## ACTIVITY A
In the recommender systems flashcards, why are normalization techniques applied to user ratings in collaborative filtering? Answer in one to three sentences.
## ACTIVITY B
Continue the recommender systems flashcards from the point where they stop.

Recommender Systems Flashcards
What is a recommender system? 👶
Recommender systems are software tools and techniques that provide suggestions for items that are most likely of interest to a particular user.
What are good baselines when building a recommender system? ⭐️
A good recommer system should give relevant and personalized information.
It should not recommend items the user knows well or finds easily.
It should make diverse suggestions.
A user should explore new items.
WHat is collaborative filtering:
Collaborative filtering is the most prominent approach to generate recommendations.
It uses the wisdom of the crowd, i.e. it gives recommendations based on the experience of others.
A recommendation is calculated as the average of other experiences.
Say we want to give a score that indicates how much user u will like an item i. Then we can calculate it with the experience of N other users U as r_ui = 1/N * sum(v in U) r_vi.
In order to rate similar experiences with a higher weight, we can introduce a similarity between users that we use as a multiplier for each rating.
Also, as users have an individual profile, one user may have an average rating much larger than another user, so we use normalization techniques (e.g. centering or Z-score normalization) to remove the users’ biases.
Collaborative filtering does only need a rating matrix as input and improves over time. However, it does not work well on sparse data, does not work for cold starts (see below) and usually tends to overfit.

## RECORD SET
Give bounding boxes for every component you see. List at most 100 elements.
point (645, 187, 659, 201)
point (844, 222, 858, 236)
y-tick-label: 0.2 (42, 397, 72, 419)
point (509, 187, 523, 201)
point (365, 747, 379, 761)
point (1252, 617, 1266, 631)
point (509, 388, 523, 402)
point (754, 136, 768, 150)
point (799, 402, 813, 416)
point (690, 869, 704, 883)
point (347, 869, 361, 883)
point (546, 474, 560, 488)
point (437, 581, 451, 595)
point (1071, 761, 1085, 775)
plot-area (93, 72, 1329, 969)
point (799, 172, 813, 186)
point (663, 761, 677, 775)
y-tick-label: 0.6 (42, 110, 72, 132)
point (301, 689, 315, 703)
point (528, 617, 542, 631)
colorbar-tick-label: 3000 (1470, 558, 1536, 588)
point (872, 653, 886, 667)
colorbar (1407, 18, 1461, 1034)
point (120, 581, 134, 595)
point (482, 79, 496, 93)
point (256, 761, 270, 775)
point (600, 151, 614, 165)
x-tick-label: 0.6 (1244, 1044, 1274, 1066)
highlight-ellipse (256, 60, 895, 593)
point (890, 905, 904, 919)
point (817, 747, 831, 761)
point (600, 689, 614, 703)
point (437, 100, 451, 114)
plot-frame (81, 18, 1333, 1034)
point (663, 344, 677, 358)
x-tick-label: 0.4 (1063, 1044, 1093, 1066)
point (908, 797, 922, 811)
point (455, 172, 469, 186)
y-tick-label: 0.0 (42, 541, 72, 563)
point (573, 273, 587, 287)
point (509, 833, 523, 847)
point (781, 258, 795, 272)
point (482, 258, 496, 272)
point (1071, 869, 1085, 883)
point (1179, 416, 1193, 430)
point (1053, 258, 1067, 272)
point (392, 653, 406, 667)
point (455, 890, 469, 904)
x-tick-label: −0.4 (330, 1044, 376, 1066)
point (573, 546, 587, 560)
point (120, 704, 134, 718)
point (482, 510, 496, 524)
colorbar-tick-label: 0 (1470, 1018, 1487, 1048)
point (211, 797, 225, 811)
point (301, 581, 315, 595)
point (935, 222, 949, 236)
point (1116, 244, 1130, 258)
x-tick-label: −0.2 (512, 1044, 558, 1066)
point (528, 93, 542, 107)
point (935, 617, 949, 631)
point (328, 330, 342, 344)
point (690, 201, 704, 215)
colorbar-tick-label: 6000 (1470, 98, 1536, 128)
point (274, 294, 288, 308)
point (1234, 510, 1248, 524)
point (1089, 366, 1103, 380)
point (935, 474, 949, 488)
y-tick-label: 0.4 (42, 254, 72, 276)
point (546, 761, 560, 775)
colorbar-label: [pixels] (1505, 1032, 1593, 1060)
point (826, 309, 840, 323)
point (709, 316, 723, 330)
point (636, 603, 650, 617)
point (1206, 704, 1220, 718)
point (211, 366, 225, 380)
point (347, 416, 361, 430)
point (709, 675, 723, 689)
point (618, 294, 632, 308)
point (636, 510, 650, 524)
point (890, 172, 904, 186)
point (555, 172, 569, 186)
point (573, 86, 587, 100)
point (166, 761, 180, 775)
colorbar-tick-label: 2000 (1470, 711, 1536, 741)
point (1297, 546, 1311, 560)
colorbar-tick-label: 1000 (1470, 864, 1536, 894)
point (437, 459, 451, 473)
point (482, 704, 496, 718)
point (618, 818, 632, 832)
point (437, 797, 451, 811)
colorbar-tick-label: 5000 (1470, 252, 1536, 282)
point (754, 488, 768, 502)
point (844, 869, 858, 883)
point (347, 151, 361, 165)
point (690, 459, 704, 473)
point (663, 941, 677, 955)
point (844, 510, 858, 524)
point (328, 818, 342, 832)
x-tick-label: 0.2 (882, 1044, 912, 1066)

## TASK RESPONSE A
Each user has an individual profile, so one user's average rating may be much larger than another's. Normalization techniques such as centering or Z-score normalization are applied to remove these user biases.

## TASK RESPONSE B
How we can incorporate implicit feedback (clicks, etc) into our recommender systems? ⭐️
In comparison to explicit feedback, implicit feedback datasets lack negative examples. For example, explicit feedback can be a positive or a negative rating, but implicit feedback may be the number of purchases or clicks. One popular approach to solve this problem is named weighted alternating least squares (wALS) [Hu, Y., Koren, Y., & Volinsky, C. (2008, December). Collaborative filtering for implicit feedback datasets. In Data Mining, 2008. ICDM’08. Eighth IEEE International Conference on (pp. 263-272). IEEE.]. Instead of modeling the rating matrix directly, the numbers (e.g. amount of clicks) describe the strength in observations of user actions. The model tries to find latent factors that can be used to predict the expected preference of a user for an item.
What is the cold start problem? ⭐️
Collaborative filterung incorporates crowd knowledge to give recommendations for certain items. Say we want to recommend how much a user will like an item, we then will calculate the score using the recommendations of other users for this certain item. We can distinguish between two different ways of a cold start problem now. First, if there is a new item that has not been rated yet, we cannot give any recommendation. Also, when there is a new user, we cannot calculate a similarity to any other user.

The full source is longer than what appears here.